┌─ Records to use

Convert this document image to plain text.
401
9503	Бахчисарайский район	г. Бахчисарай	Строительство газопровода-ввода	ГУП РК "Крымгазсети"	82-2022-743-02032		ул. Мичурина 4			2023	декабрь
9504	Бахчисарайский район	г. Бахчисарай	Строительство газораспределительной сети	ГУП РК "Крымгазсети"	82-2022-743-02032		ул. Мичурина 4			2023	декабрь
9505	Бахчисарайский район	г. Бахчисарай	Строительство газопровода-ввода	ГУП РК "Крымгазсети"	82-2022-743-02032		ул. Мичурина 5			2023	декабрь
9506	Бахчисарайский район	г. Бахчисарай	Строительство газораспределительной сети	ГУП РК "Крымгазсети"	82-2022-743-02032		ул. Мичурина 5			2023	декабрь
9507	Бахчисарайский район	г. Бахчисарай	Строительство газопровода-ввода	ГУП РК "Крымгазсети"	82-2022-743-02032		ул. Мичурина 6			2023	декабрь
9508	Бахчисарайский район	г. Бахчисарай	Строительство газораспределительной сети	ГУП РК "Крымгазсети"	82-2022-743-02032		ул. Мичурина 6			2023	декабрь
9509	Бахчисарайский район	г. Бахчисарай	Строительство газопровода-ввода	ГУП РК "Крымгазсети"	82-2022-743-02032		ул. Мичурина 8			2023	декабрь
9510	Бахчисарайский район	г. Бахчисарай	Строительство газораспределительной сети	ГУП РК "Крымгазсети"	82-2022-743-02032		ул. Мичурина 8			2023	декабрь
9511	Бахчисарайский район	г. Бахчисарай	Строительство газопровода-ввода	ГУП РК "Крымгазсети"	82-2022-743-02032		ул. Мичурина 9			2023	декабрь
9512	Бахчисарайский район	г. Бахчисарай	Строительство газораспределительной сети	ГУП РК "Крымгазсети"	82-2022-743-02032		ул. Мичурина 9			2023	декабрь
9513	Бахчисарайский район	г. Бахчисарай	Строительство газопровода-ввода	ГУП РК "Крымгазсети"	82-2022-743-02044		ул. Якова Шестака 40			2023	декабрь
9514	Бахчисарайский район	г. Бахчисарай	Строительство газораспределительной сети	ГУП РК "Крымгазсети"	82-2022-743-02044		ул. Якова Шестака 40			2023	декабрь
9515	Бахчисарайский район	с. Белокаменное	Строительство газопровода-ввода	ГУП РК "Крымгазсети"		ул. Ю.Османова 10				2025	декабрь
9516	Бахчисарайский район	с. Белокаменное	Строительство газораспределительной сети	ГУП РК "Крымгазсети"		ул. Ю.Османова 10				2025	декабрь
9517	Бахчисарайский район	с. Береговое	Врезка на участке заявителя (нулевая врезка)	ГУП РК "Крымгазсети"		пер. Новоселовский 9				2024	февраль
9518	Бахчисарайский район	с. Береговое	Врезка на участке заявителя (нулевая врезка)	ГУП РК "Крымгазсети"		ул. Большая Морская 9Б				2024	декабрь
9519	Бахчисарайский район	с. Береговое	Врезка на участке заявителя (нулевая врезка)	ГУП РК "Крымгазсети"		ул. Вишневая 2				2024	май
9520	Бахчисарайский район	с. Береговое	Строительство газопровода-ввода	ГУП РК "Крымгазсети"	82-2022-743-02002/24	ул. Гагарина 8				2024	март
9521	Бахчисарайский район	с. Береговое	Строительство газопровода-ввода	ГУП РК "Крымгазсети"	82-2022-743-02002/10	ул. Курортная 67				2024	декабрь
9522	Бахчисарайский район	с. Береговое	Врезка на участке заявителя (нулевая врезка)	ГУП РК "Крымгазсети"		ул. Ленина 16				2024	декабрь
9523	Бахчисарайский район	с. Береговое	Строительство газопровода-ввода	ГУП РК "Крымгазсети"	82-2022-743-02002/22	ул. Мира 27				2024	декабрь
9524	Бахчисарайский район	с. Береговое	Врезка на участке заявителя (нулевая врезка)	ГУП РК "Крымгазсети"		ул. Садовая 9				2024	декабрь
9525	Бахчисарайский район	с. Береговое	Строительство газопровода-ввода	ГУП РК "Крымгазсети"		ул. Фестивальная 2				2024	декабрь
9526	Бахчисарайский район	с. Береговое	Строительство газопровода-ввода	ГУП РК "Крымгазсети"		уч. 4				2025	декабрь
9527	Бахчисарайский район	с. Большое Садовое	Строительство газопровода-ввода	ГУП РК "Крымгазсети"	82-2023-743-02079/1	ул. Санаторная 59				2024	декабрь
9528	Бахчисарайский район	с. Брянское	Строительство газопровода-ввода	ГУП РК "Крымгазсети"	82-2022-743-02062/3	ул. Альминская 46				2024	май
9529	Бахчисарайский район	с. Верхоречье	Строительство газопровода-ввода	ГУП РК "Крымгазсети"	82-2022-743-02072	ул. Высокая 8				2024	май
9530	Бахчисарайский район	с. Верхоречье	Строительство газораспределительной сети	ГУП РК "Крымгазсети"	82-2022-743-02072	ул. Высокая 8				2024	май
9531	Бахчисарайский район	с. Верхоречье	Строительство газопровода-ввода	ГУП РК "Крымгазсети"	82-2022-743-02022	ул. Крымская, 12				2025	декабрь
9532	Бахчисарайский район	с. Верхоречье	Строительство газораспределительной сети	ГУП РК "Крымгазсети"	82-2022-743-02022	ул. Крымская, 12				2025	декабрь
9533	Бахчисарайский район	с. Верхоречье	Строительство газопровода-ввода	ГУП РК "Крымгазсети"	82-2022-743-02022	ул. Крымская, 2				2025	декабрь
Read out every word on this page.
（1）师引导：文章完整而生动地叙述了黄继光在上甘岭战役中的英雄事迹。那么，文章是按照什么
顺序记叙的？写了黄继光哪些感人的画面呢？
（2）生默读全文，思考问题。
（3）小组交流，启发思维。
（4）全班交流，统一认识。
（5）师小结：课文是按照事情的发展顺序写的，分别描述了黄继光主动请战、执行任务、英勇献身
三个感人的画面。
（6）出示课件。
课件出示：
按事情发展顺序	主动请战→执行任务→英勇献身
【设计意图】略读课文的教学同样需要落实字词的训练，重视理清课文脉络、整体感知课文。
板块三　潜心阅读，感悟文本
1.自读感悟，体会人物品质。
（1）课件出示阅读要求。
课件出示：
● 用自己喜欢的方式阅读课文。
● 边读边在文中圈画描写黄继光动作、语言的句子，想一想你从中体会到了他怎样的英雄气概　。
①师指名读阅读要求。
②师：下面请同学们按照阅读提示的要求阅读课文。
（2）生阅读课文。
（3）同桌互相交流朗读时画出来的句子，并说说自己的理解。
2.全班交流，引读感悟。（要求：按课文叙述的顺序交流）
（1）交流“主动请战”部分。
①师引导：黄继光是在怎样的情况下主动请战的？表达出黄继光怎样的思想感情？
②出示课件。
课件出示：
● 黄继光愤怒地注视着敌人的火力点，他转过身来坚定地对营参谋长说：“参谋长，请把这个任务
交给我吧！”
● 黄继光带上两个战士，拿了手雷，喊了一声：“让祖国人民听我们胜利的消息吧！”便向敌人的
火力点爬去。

└─

■ **Exercise aim**:
Extract each record, keeping it identical to the original.

■ **Task response**:
Convert this document image to plain text.
401
9503	Бахчисарайский район	г. Бахчисарай	Строительство газопровода-ввода	ГУП РК "Крымгазсети"	82-2022-743-02032		ул. Мичурина 4			2023	декабрь
9504	Бахчисарайский район	г. Бахчисарай	Строительство газораспределительной сети	ГУП РК "Крымгазсети"	82-2022-743-02032		ул. Мичурина 4			2023	декабрь
9505	Бахчисарайский район	г. Бахчисарай	Строительство газопровода-ввода	ГУП РК "Крымгазсети"	82-2022-743-02032		ул. Мичурина 5			2023	декабрь
9506	Бахчисарайский район	г. Бахчисарай	Строительство газораспределительной сети	ГУП РК "Крымгазсети"	82-2022-743-02032		ул. Мичурина 5			2023	декабрь
9507	Бахчисарайский район	г. Бахчисарай	Строительство газопровода-ввода	ГУП РК "Крымгазсети"	82-2022-743-02032		ул. Мичурина 6			2023	декабрь
9508	Бахчисарайский район	г. Бахчисарай	Строительство газораспределительной сети	ГУП РК "Крымгазсети"	82-2022-743-02032		ул. Мичурина 6			2023	декабрь
9509	Бахчисарайский район	г. Бахчисарай	Строительство газопровода-ввода	ГУП РК "Крымгазсети"	82-2022-743-02032		ул. Мичурина 8			2023	декабрь
9510	Бахчисарайский район	г. Бахчисарай	Строительство газораспределительной сети	ГУП РК "Крымгазсети"	82-2022-743-02032		ул. Мичурина 8			2023	декабрь
9511	Бахчисарайский район	г. Бахчисарай	Строительство газопровода-ввода	ГУП РК "Крымгазсети"	82-2022-743-02032		ул. Мичурина 9			2023	декабрь
9512	Бахчисарайский район	г. Бахчисарай	Строительство газораспределительной сети	ГУП РК "Крымгазсети"	82-2022-743-02032		ул. Мичурина 9			2023	декабрь
9513	Бахчисарайский район	г. Бахчисарай	Строительство газопровода-ввода	ГУП РК "Крымгазсети"	82-2022-743-02044		ул. Якова Шестака 40			2023	декабрь
9514	Бахчисарайский район	г. Бахчисарай	Строительство газораспределительной сети	ГУП РК "Крымгазсети"	82-2022-743-02044		ул. Якова Шестака 40			2023	декабрь
9515	Бахчисарайский район	с. Белокаменное	Строительство газопровода-ввода	ГУП РК "Крымгазсети"		ул. Ю.Османова 10				2025	декабрь
9516	Бахчисарайский район	с. Белокаменное	Строительство газораспределительной сети	ГУП РК "Крымгазсети"		ул. Ю.Османова 10				2025	декабрь
9517	Бахчисарайский район	с. Береговое	Врезка на участке заявителя (нулевая врезка)	ГУП РК "Крымгазсети"		пер. Новоселовский 9				2024	февраль
9518	Бахчисарайский район	с. Береговое	Врезка на участке заявителя (нулевая врезка)	ГУП РК "Крымгазсети"		ул. Большая Морская 9Б				2024	декабрь
9519	Бахчисарайский район	с. Береговое	Врезка на участке заявителя (нулевая врезка)	ГУП РК "Крымгазсети"		ул. Вишневая 2				2024	май
9520	Бахчисарайский район	с. Береговое	Строительство газопровода-ввода	ГУП РК "Крымгазсети"	82-2022-743-02002/24	ул. Гагарина 8				2024	март
9521	Бахчисарайский район	с. Береговое	Строительство газопровода-ввода	ГУП РК "Крымгазсети"	82-2022-743-02002/10	ул. Курортная 67				2024	декабрь
9522	Бахчисарайский район	с. Береговое	Врезка на участке заявителя (нулевая врезка)	ГУП РК "Крымгазсети"		ул. Ленина 16				2024	декабрь
9523	Бахчисарайский район	с. Береговое	Строительство газопровода-ввода	ГУП РК "Крымгазсети"	82-2022-743-02002/22	ул. Мира 27				2024	декабрь
9524	Бахчисарайский район	с. Береговое	Врезка на участке заявителя (нулевая врезка)	ГУП РК "Крымгазсети"		ул. Садовая 9				2024	декабрь
9525	Бахчисарайский район	с. Береговое	Строительство газопровода-ввода	ГУП РК "Крымгазсети"		ул. Фестивальная 2				2024	декабрь
9526	Бахчисарайский район	с. Береговое	Строительство газопровода-ввода	ГУП РК "Крымгазсети"		уч. 4				2025	декабрь
9527	Бахчисарайский район	с. Большое Садовое	Строительство газопровода-ввода	ГУП РК "Крымгазсети"	82-2023-743-02079/1	ул. Санаторная 59				2024	декабрь
9528	Бахчисарайский район	с. Брянское	Строительство газопровода-ввода	ГУП РК "Крымгазсети"	82-2022-743-02062/3	ул. Альминская 46				2024	май
9529	Бахчисарайский район	с. Верхоречье	Строительство газопровода-ввода	ГУП РК "Крымгазсети"	82-2022-743-02072	ул. Высокая 8				2024	май
9530	Бахчисарайский район	с. Верхоречье	Строительство газораспределительной сети	ГУП РК "Крымгазсети"	82-2022-743-02072	ул. Высокая 8				2024	май
9531	Бахчисарайский район	с. Верхоречье	Строительство газопровода-ввода	ГУП РК "Крымгазсети"	82-2022-743-02022	ул. Крымская, 12				2025	декабрь
9532	Бахчисарайский район	с. Верхоречье	Строительство газораспределительной сети	ГУП РК "Крымгазсети"	82-2022-743-02022	ул. Крымская, 12				2025	декабрь
9533	Бахчисарайский район	с. Верхоречье	Строительство газопровода-ввода	ГУП РК "Крымгазсети"	82-2022-743-02022	ул. Крымская, 2				2025	декабрь
Read out every word on this page.
（1）师引导：文章完整而生动地叙述了黄继光在上甘岭战役中的英雄事迹。那么，文章是按照什么
顺序记叙的？写了黄继光哪些感人的画面呢？
（2）生默读全文，思考问题。
（3）小组交流，启发思维。
（4）全班交流，统一认识。
（5）师小结：课文是按照事情的发展顺序写的，分别描述了黄继光主动请战、执行任务、英勇献身
三个感人的画面。
（6）出示课件。
课件出示：
按事情发展顺序	主动请战→执行任务→英勇献身
【设计意图】略读课文的教学同样需要落实字词的训练，重视理清课文脉络、整体感知课文。
板块三　潜心阅读，感悟文本
1.自读感悟，体会人物品质。
（1）课件出示阅读要求。
课件出示：
● 用自己喜欢的方式阅读课文。
● 边读边在文中圈画描写黄继光动作、语言的句子，想一想你从中体会到了他怎样的英雄气概　。
①师指名读阅读要求。
②师：下面请同学们按照阅读提示的要求阅读课文。
（2）生阅读课文。
（3）同桌互相交流朗读时画出来的句子，并说说自己的理解。
2.全班交流，引读感悟。（要求：按课文叙述的顺序交流）
（1）交流“主动请战”部分。
①师引导：黄继光是在怎样的情况下主动请战的？表达出黄继光怎样的思想感情？
②出示课件。
课件出示：
● 黄继光愤怒地注视着敌人的火力点，他转过身来坚定地对营参谋长说：“参谋长，请把这个任务
交给我吧！”
● 黄继光带上两个战士，拿了手雷，喊了一声：“让祖国人民听我们胜利的消息吧！”便向敌人的
火力点爬去。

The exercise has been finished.